(Extracted data entries)
******
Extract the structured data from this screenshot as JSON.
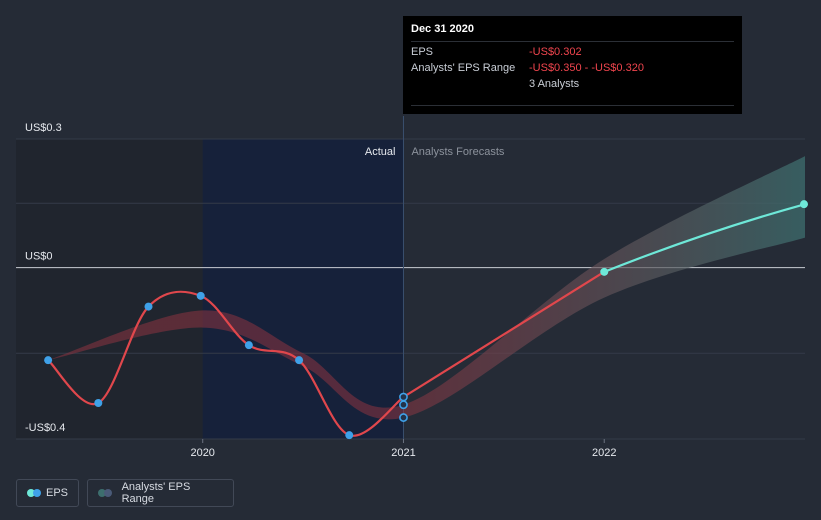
{
  "tooltip": {
    "date": "Dec 31 2020",
    "eps_label": "EPS",
    "eps_value": "-US$0.302",
    "range_label": "Analysts' EPS Range",
    "range_value": "-US$0.350 - -US$0.320",
    "analysts": "3 Analysts"
  },
  "legend": {
    "eps": "EPS",
    "range": "Analysts' EPS Range"
  },
  "colors": {
    "background": "#252b36",
    "actual_region": "#16213a",
    "eps_line": "#e0474c",
    "forecast_line": "#6ee8d8",
    "dot": "#3fa1e8",
    "band_past": "#8b3340",
    "band_forecast_start": "#8b3340",
    "band_forecast_end": "#3d6e6e"
  },
  "chart_data": {
    "type": "line",
    "y_tick_labels": [
      {
        "value": 0.3,
        "label": "US$0.3"
      },
      {
        "value": 0.0,
        "label": "US$0"
      },
      {
        "value": -0.4,
        "label": "-US$0.4"
      }
    ],
    "ylim": [
      -0.4,
      0.3
    ],
    "x_tick_labels": [
      {
        "value": 2020.0,
        "label": "2020"
      },
      {
        "value": 2021.0,
        "label": "2021"
      },
      {
        "value": 2022.0,
        "label": "2022"
      }
    ],
    "xlim": [
      2019.07,
      2023.0
    ],
    "region_labels": {
      "actual": "Actual",
      "forecast": "Analysts Forecasts"
    },
    "actual_region_start": 2020.0,
    "divider": 2021.0,
    "series": [
      {
        "name": "EPS",
        "points": [
          {
            "x": 2019.23,
            "y": -0.216
          },
          {
            "x": 2019.48,
            "y": -0.316
          },
          {
            "x": 2019.73,
            "y": -0.091
          },
          {
            "x": 2019.99,
            "y": -0.066
          },
          {
            "x": 2020.23,
            "y": -0.181
          },
          {
            "x": 2020.48,
            "y": -0.216
          },
          {
            "x": 2020.73,
            "y": -0.391
          },
          {
            "x": 2021.0,
            "y": -0.302
          }
        ]
      },
      {
        "name": "EPS forecast",
        "points": [
          {
            "x": 2021.0,
            "y": -0.302
          },
          {
            "x": 2022.0,
            "y": -0.01
          },
          {
            "x": 2023.0,
            "y": 0.148
          }
        ]
      }
    ],
    "analyst_range_points_at_2021": [
      -0.302,
      -0.32,
      -0.35
    ],
    "analysts_range_band": [
      {
        "x": 2019.23,
        "low": -0.216,
        "high": -0.216
      },
      {
        "x": 2020.0,
        "low": -0.14,
        "high": -0.1
      },
      {
        "x": 2020.5,
        "low": -0.23,
        "high": -0.2
      },
      {
        "x": 2021.0,
        "low": -0.35,
        "high": -0.32
      },
      {
        "x": 2022.0,
        "low": -0.07,
        "high": 0.02
      },
      {
        "x": 2023.0,
        "low": 0.07,
        "high": 0.26
      }
    ]
  }
}
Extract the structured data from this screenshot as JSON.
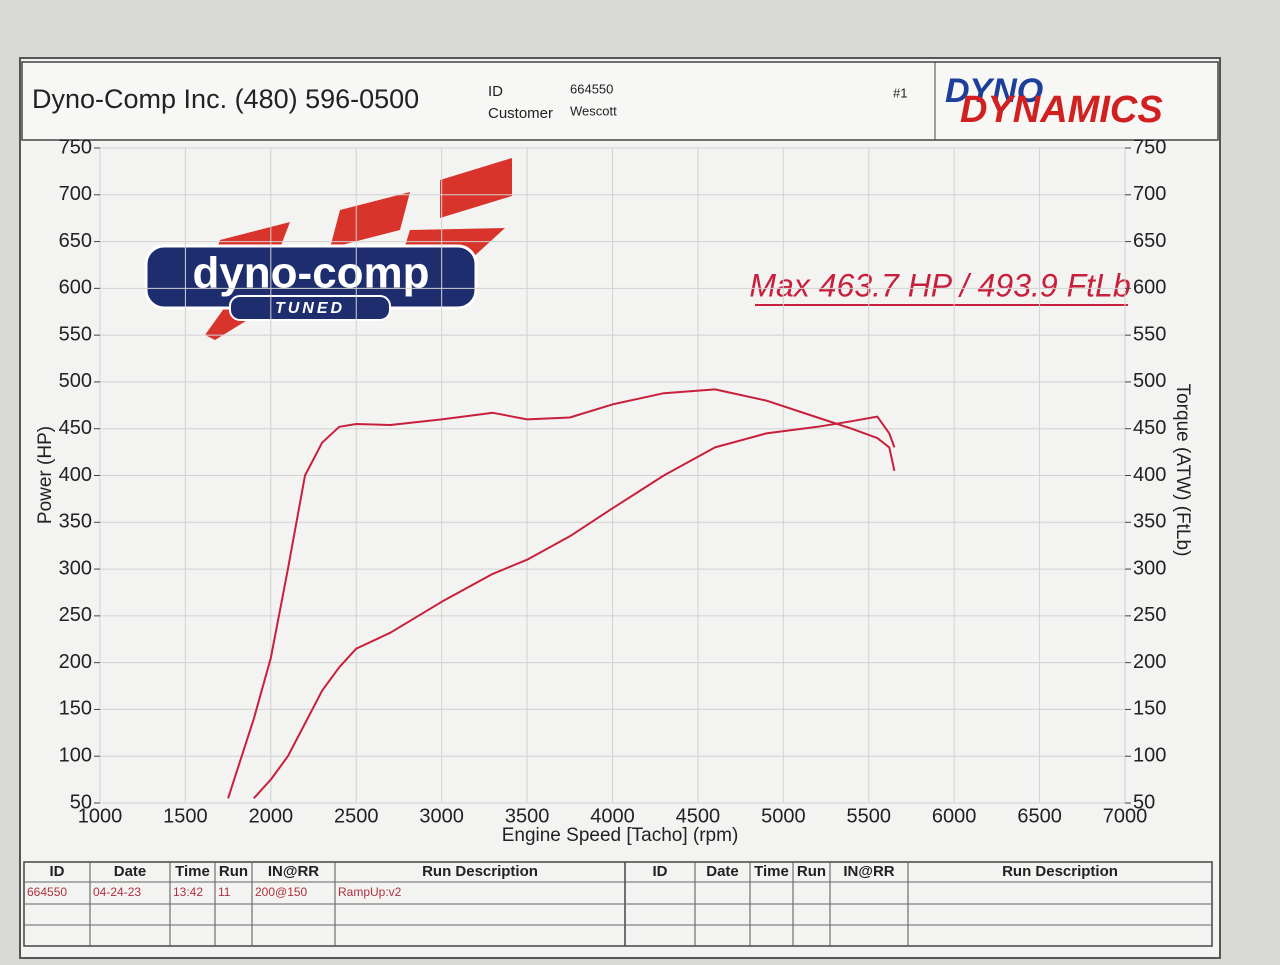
{
  "header": {
    "company": "Dyno-Comp Inc. (480) 596-0500",
    "id_label": "ID",
    "id": "664550",
    "customer_label": "Customer",
    "customer": "Wescott",
    "run_number": "#1",
    "brand_top": "DYNO",
    "brand_bottom": "DYNAMICS"
  },
  "logo": {
    "name": "dyno-comp",
    "tag": "TUNED"
  },
  "chart_data": {
    "type": "line",
    "annotation": "Max 463.7 HP  / 493.9 FtLb",
    "xlabel": "Engine Speed [Tacho] (rpm)",
    "ylabel": "Power (HP)",
    "y2label": "Torque (ATW) (FtLb)",
    "x": [
      1750,
      1900,
      2000,
      2100,
      2200,
      2300,
      2400,
      2500,
      2700,
      3000,
      3300,
      3500,
      3750,
      4000,
      4300,
      4600,
      4900,
      5200,
      5400,
      5550,
      5620,
      5650
    ],
    "series": [
      {
        "name": "Power (HP)",
        "color": "#c8203c",
        "axis": "y",
        "values": [
          null,
          55,
          75,
          100,
          135,
          170,
          195,
          215,
          232,
          265,
          295,
          310,
          335,
          365,
          400,
          430,
          445,
          452,
          458,
          463,
          445,
          430
        ]
      },
      {
        "name": "Torque (ATW) (FtLb)",
        "color": "#c8203c",
        "axis": "y2",
        "values": [
          55,
          140,
          205,
          300,
          400,
          435,
          452,
          455,
          454,
          460,
          467,
          460,
          462,
          476,
          488,
          492,
          480,
          462,
          450,
          440,
          430,
          405
        ]
      }
    ],
    "xlim": [
      1000,
      7000
    ],
    "xticks": [
      1000,
      1500,
      2000,
      2500,
      3000,
      3500,
      4000,
      4500,
      5000,
      5500,
      6000,
      6500,
      7000
    ],
    "ylim": [
      50,
      750
    ],
    "yticks": [
      50,
      100,
      150,
      200,
      250,
      300,
      350,
      400,
      450,
      500,
      550,
      600,
      650,
      700,
      750
    ],
    "y2lim": [
      50,
      750
    ],
    "y2ticks": [
      50,
      100,
      150,
      200,
      250,
      300,
      350,
      400,
      450,
      500,
      550,
      600,
      650,
      700,
      750
    ],
    "grid": true
  },
  "table": {
    "headers": [
      "ID",
      "Date",
      "Time",
      "Run",
      "IN@RR",
      "Run Description"
    ],
    "rows": [
      [
        "664550",
        "04-24-23",
        "13:42",
        "11",
        "200@150",
        "RampUp:v2"
      ]
    ]
  }
}
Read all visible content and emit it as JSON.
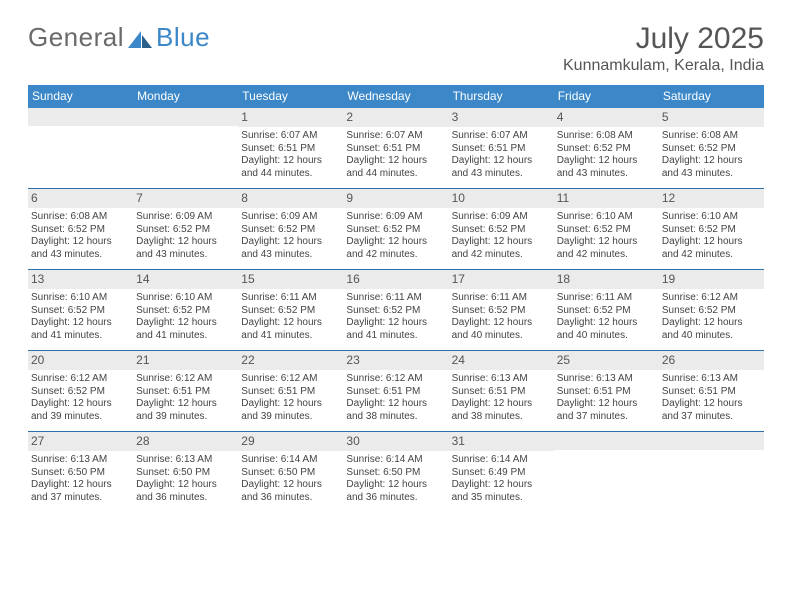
******
> Given instruction:
Reproduce the whole listing exactly, but not the images in it.

> Correct output:
Extract the structured data from this screenshot as JSON.
{
  "tooltip": {
    "date": "Dec 31 2020",
    "eps_label": "EPS",
    "eps_value": "-US$0.302",
    "range_label": "Analysts' EPS Range",
    "range_value": "-US$0.350 - -US$0.320",
    "analysts": "3 Analysts"
  },
  "legend": {
    "eps": "EPS",
    "range": "Analysts' EPS Range"
  },
  "colors": {
    "background": "#252b36",
    "actual_region": "#16213a",
    "eps_line": "#e0474c",
    "forecast_line": "#6ee8d8",
    "dot": "#3fa1e8",
    "band_past": "#8b3340",
    "band_forecast_start": "#8b3340",
    "band_forecast_end": "#3d6e6e"
  },
  "chart_data": {
    "type": "line",
    "y_tick_labels": [
      {
        "value": 0.3,
        "label": "US$0.3"
      },
      {
        "value": 0.0,
        "label": "US$0"
      },
      {
        "value": -0.4,
        "label": "-US$0.4"
      }
    ],
    "ylim": [
      -0.4,
      0.3
    ],
    "x_tick_labels": [
      {
        "value": 2020.0,
        "label": "2020"
      },
      {
        "value": 2021.0,
        "label": "2021"
      },
      {
        "value": 2022.0,
        "label": "2022"
      }
    ],
    "xlim": [
      2019.07,
      2023.0
    ],
    "region_labels": {
      "actual": "Actual",
      "forecast": "Analysts Forecasts"
    },
    "actual_region_start": 2020.0,
    "divider": 2021.0,
    "series": [
      {
        "name": "EPS",
        "points": [
          {
            "x": 2019.23,
            "y": -0.216
          },
          {
            "x": 2019.48,
            "y": -0.316
          },
          {
            "x": 2019.73,
            "y": -0.091
          },
          {
            "x": 2019.99,
            "y": -0.066
          },
          {
            "x": 2020.23,
            "y": -0.181
          },
          {
            "x": 2020.48,
            "y": -0.216
          },
          {
            "x": 2020.73,
            "y": -0.391
          },
          {
            "x": 2021.0,
            "y": -0.302
          }
        ]
      },
      {
        "name": "EPS forecast",
        "points": [
          {
            "x": 2021.0,
            "y": -0.302
          },
          {
            "x": 2022.0,
            "y": -0.01
          },
          {
            "x": 2023.0,
            "y": 0.148
          }
        ]
      }
    ],
    "analyst_range_points_at_2021": [
      -0.302,
      -0.32,
      -0.35
    ],
    "analysts_range_band": [
      {
        "x": 2019.23,
        "low": -0.216,
        "high": -0.216
      },
      {
        "x": 2020.0,
        "low": -0.14,
        "high": -0.1
      },
      {
        "x": 2020.5,
        "low": -0.23,
        "high": -0.2
      },
      {
        "x": 2021.0,
        "low": -0.35,
        "high": -0.32
      },
      {
        "x": 2022.0,
        "low": -0.07,
        "high": 0.02
      },
      {
        "x": 2023.0,
        "low": 0.07,
        "high": 0.26
      }
    ]
  }
}
Extract the structured data from this screenshot as JSON.
{
  "header": {
    "company": "Dyno-Comp Inc. (480) 596-0500",
    "id_label": "ID",
    "id": "664550",
    "customer_label": "Customer",
    "customer": "Wescott",
    "run_number": "#1",
    "brand_top": "DYNO",
    "brand_bottom": "DYNAMICS"
  },
  "logo": {
    "name": "dyno-comp",
    "tag": "TUNED"
  },
  "chart_data": {
    "type": "line",
    "annotation": "Max 463.7 HP  / 493.9 FtLb",
    "xlabel": "Engine Speed [Tacho] (rpm)",
    "ylabel": "Power (HP)",
    "y2label": "Torque (ATW) (FtLb)",
    "x": [
      1750,
      1900,
      2000,
      2100,
      2200,
      2300,
      2400,
      2500,
      2700,
      3000,
      3300,
      3500,
      3750,
      4000,
      4300,
      4600,
      4900,
      5200,
      5400,
      5550,
      5620,
      5650
    ],
    "series": [
      {
        "name": "Power (HP)",
        "color": "#c8203c",
        "axis": "y",
        "values": [
          null,
          55,
          75,
          100,
          135,
          170,
          195,
          215,
          232,
          265,
          295,
          310,
          335,
          365,
          400,
          430,
          445,
          452,
          458,
          463,
          445,
          430
        ]
      },
      {
        "name": "Torque (ATW) (FtLb)",
        "color": "#c8203c",
        "axis": "y2",
        "values": [
          55,
          140,
          205,
          300,
          400,
          435,
          452,
          455,
          454,
          460,
          467,
          460,
          462,
          476,
          488,
          492,
          480,
          462,
          450,
          440,
          430,
          405
        ]
      }
    ],
    "xlim": [
      1000,
      7000
    ],
    "xticks": [
      1000,
      1500,
      2000,
      2500,
      3000,
      3500,
      4000,
      4500,
      5000,
      5500,
      6000,
      6500,
      7000
    ],
    "ylim": [
      50,
      750
    ],
    "yticks": [
      50,
      100,
      150,
      200,
      250,
      300,
      350,
      400,
      450,
      500,
      550,
      600,
      650,
      700,
      750
    ],
    "y2lim": [
      50,
      750
    ],
    "y2ticks": [
      50,
      100,
      150,
      200,
      250,
      300,
      350,
      400,
      450,
      500,
      550,
      600,
      650,
      700,
      750
    ],
    "grid": true
  },
  "table": {
    "headers": [
      "ID",
      "Date",
      "Time",
      "Run",
      "IN@RR",
      "Run Description"
    ],
    "rows": [
      [
        "664550",
        "04-24-23",
        "13:42",
        "11",
        "200@150",
        "RampUp:v2"
      ]
    ]
  }
}
Read all visible content and emit it as JSON.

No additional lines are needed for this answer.